Aim:
Your task is to transcribe the records exactly, skipping every image.

——

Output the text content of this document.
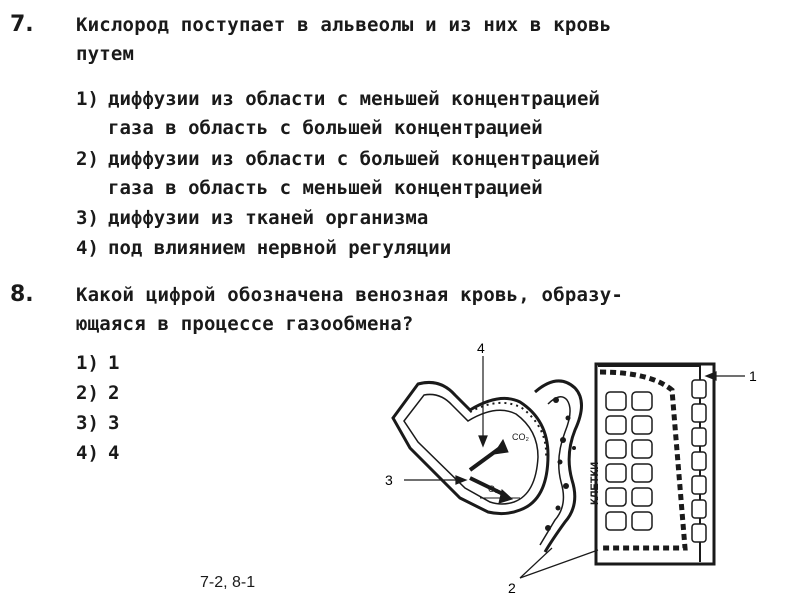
7. Кислород поступает в альвеолы и из них в кровь
путем
1) диффузии из области с меньшей концентрацией
газа в область с большей концентрацией
2) диффузии из области с большей концентрацией
газа в область с меньшей концентрацией
3) диффузии из тканей организма
4) под влиянием нервной регуляции
8. Какой цифрой обозначена венозная кровь, образу-
ющаяся в процессе газообмена?
1) 1
2) 2
3) 3
4) 4
CO₂
O₂	КЛЕТКИ
4
3
1
2
7-2, 8-1
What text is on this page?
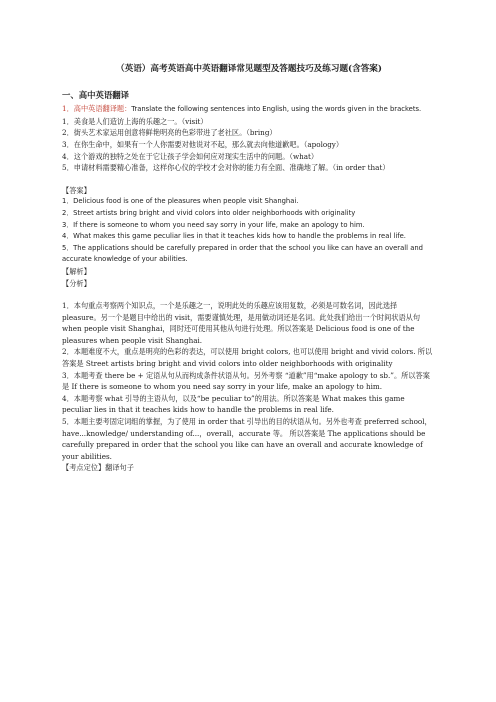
（英语）高考英语高中英语翻译常见题型及答题技巧及练习题(含答案)
一、高中英语翻译

1．高中英语翻译题：Translate the following sentences into English, using the words given in the brackets.

1．美食是人们造访上海的乐趣之一。（visit）

2．街头艺术家运用创意将鲜艳明亮的色彩带进了老社区。（bring）

3．在你生命中，如果有一个人你需要对他说对不起，那么就去向他道歉吧。（apology）

4．这个游戏的独特之处在于它让孩子学会如何应对现实生活中的问题。（what）

5．申请材料需要精心准备，这样你心仪的学校才会对你的能力有全面、准确地了解。（in order that）

【答案】

1．Delicious food is one of the pleasures when people visit Shanghai.

2．Street artists bring bright and vivid colors into older neighborhoods with originality

3．If there is someone to whom you need say sorry in your life, make an apology to him.

4．What makes this game peculiar lies in that it teaches kids how to handle the problems in real life.

5．The applications should be carefully prepared in order that the school you like can have an overall and accurate knowledge of your abilities.

【解析】

【分析】

1．本句重点考察两个知识点，一个是乐趣之一，说明此处的乐趣应该用复数，必须是可数名词，因此选择 pleasure。另一个是题目中给出的 visit，需要谨慎处理，是用做动词还是名词。此处我们给出一个时间状语从句 when people visit Shanghai，同时还可使用其他从句进行处理。所以答案是 Delicious food is one of the pleasures when people visit Shanghai.

2．本题难度不大，重点是明亮的色彩的表达，可以使用 bright colors, 也可以使用 bright and vivid colors. 所以答案是 Street artists bring bright and vivid colors into older neighborhoods with originality

3．本题考查 there be + 定语从句从而构成条件状语从句。另外考察 “道歉”用“make apology to sb.”。所以答案是 If there is someone to whom you need say sorry in your life, make an apology to him.

4．本题考察 what 引导的主语从句，以及“be peculiar to”的用法。所以答案是 What makes this game peculiar lies in that it teaches kids how to handle the problems in real life.

5．本题主要考固定词组的掌握，为了使用 in order that 引导出的目的状语从句。另外也考查 preferred school，have...knowledge/ understanding of...，overall，accurate 等。 所以答案是 The applications should be carefully prepared in order that the school you like can have an overall and accurate knowledge of your abilities.

【考点定位】翻译句子
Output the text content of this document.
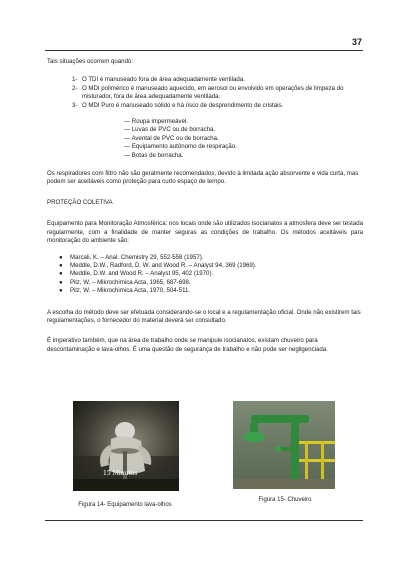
37

Tais situações ocorrem quando:

1- O TDI é manuseado fora de área adequadamente ventilada.
2- O MDI polimérico é manuseado aquecido, em aerosol ou envolvido em operações de limpeza do misturador, fora de área adequadamente ventilada.
3- O MDI Puro é manuseado sólido e há risco de desprendimento de cristais.
— Roupa impermeável.
— Luvas de PVC ou de borracha.
— Avental de PVC ou de borracha.
— Equipamento autônomo de respiração.
— Botas de borracha.

Os respiradores com filtro não são geralmente recomendados, devido à limitada ação absorvente e vida curta, mas podem ser aceitáveis como proteção para curto espaço de tempo.

PROTEÇÃO COLETIVA

Equipamento para Monitoração Atmosférica: nos locais onde são utilizados isocianatos a atmosfera deve ser testada regularmente, com a finalidade de manter seguras as condições de trabalho. Os métodos aceitáveis para monitoração do ambiente são:

●	Marcali, K. – Anal. Chemistry 29, 552-558 (1957).
●	Meddle, D.W., Radford, D. W. and Wood R. – Analyst 94, 369 (1969).
●	Meddle, D.W. and Wood R. – Analyst 95, 402 (1970).
●	Pilz, W. – Mikrochimica Acta, 1965, 687-698.
●	Pilz, W. – Mikrochimica Acta, 1970, 504-511.

A escolha do método deve ser efetuada considerando-se o local e a regulamentação oficial. Onde não existirem tais regulamentações, o fornecedor do material deverá ser consultado.

É imperativo também, que na área de trabalho onde se manipule isocianatos, existam chuveiro para descontaminação e lava-olhos. É uma questão de segurança de trabalho e não pode ser negligenciada.

15 Minutos
Figura 14- Equipamento lava-olhos
Figura 15- Chuveiro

——

The completed task:
Output the text content of this document.
7. Кислород поступает в альвеолы и из них в кровь
путем
1) диффузии из области с меньшей концентрацией
газа в область с большей концентрацией
2) диффузии из области с большей концентрацией
газа в область с меньшей концентрацией
3) диффузии из тканей организма
4) под влиянием нервной регуляции
8. Какой цифрой обозначена венозная кровь, образу-
ющаяся в процессе газообмена?
1) 1
2) 2
3) 3
4) 4
CO₂
O₂	КЛЕТКИ
4
3
1
2
7-2, 8-1
What text is on this page?
（英语）高考英语高中英语翻译常见题型及答题技巧及练习题(含答案)
一、高中英语翻译

1．高中英语翻译题：Translate the following sentences into English, using the words given in the brackets.

1．美食是人们造访上海的乐趣之一。（visit）

2．街头艺术家运用创意将鲜艳明亮的色彩带进了老社区。（bring）

3．在你生命中，如果有一个人你需要对他说对不起，那么就去向他道歉吧。（apology）

4．这个游戏的独特之处在于它让孩子学会如何应对现实生活中的问题。（what）

5．申请材料需要精心准备，这样你心仪的学校才会对你的能力有全面、准确地了解。（in order that）

【答案】

1．Delicious food is one of the pleasures when people visit Shanghai.

2．Street artists bring bright and vivid colors into older neighborhoods with originality

3．If there is someone to whom you need say sorry in your life, make an apology to him.

4．What makes this game peculiar lies in that it teaches kids how to handle the problems in real life.

5．The applications should be carefully prepared in order that the school you like can have an overall and accurate knowledge of your abilities.

【解析】

【分析】

1．本句重点考察两个知识点，一个是乐趣之一，说明此处的乐趣应该用复数，必须是可数名词，因此选择 pleasure。另一个是题目中给出的 visit，需要谨慎处理，是用做动词还是名词。此处我们给出一个时间状语从句 when people visit Shanghai，同时还可使用其他从句进行处理。所以答案是 Delicious food is one of the pleasures when people visit Shanghai.

2．本题难度不大，重点是明亮的色彩的表达，可以使用 bright colors, 也可以使用 bright and vivid colors. 所以答案是 Street artists bring bright and vivid colors into older neighborhoods with originality

3．本题考查 there be + 定语从句从而构成条件状语从句。另外考察 “道歉”用“make apology to sb.”。所以答案是 If there is someone to whom you need say sorry in your life, make an apology to him.

4．本题考察 what 引导的主语从句，以及“be peculiar to”的用法。所以答案是 What makes this game peculiar lies in that it teaches kids how to handle the problems in real life.

5．本题主要考固定词组的掌握，为了使用 in order that 引导出的目的状语从句。另外也考查 preferred school，have...knowledge/ understanding of...，overall，accurate 等。 所以答案是 The applications should be carefully prepared in order that the school you like can have an overall and accurate knowledge of your abilities.

【考点定位】翻译句子
Output the text content of this document.
37

Tais situações ocorrem quando:

1- O TDI é manuseado fora de área adequadamente ventilada.
2- O MDI polimérico é manuseado aquecido, em aerosol ou envolvido em operações de limpeza do misturador, fora de área adequadamente ventilada.
3- O MDI Puro é manuseado sólido e há risco de desprendimento de cristais.
— Roupa impermeável.
— Luvas de PVC ou de borracha.
— Avental de PVC ou de borracha.
— Equipamento autônomo de respiração.
— Botas de borracha.

Os respiradores com filtro não são geralmente recomendados, devido à limitada ação absorvente e vida curta, mas podem ser aceitáveis como proteção para curto espaço de tempo.

PROTEÇÃO COLETIVA

Equipamento para Monitoração Atmosférica: nos locais onde são utilizados isocianatos a atmosfera deve ser testada regularmente, com a finalidade de manter seguras as condições de trabalho. Os métodos aceitáveis para monitoração do ambiente são:

●	Marcali, K. – Anal. Chemistry 29, 552-558 (1957).
●	Meddle, D.W., Radford, D. W. and Wood R. – Analyst 94, 369 (1969).
●	Meddle, D.W. and Wood R. – Analyst 95, 402 (1970).
●	Pilz, W. – Mikrochimica Acta, 1965, 687-698.
●	Pilz, W. – Mikrochimica Acta, 1970, 504-511.

A escolha do método deve ser efetuada considerando-se o local e a regulamentação oficial. Onde não existirem tais regulamentações, o fornecedor do material deverá ser consultado.

É imperativo também, que na área de trabalho onde se manipule isocianatos, existam chuveiro para descontaminação e lava-olhos. É uma questão de segurança de trabalho e não pode ser negligenciada.

15 Minutos
Figura 14- Equipamento lava-olhos
Figura 15- Chuveiro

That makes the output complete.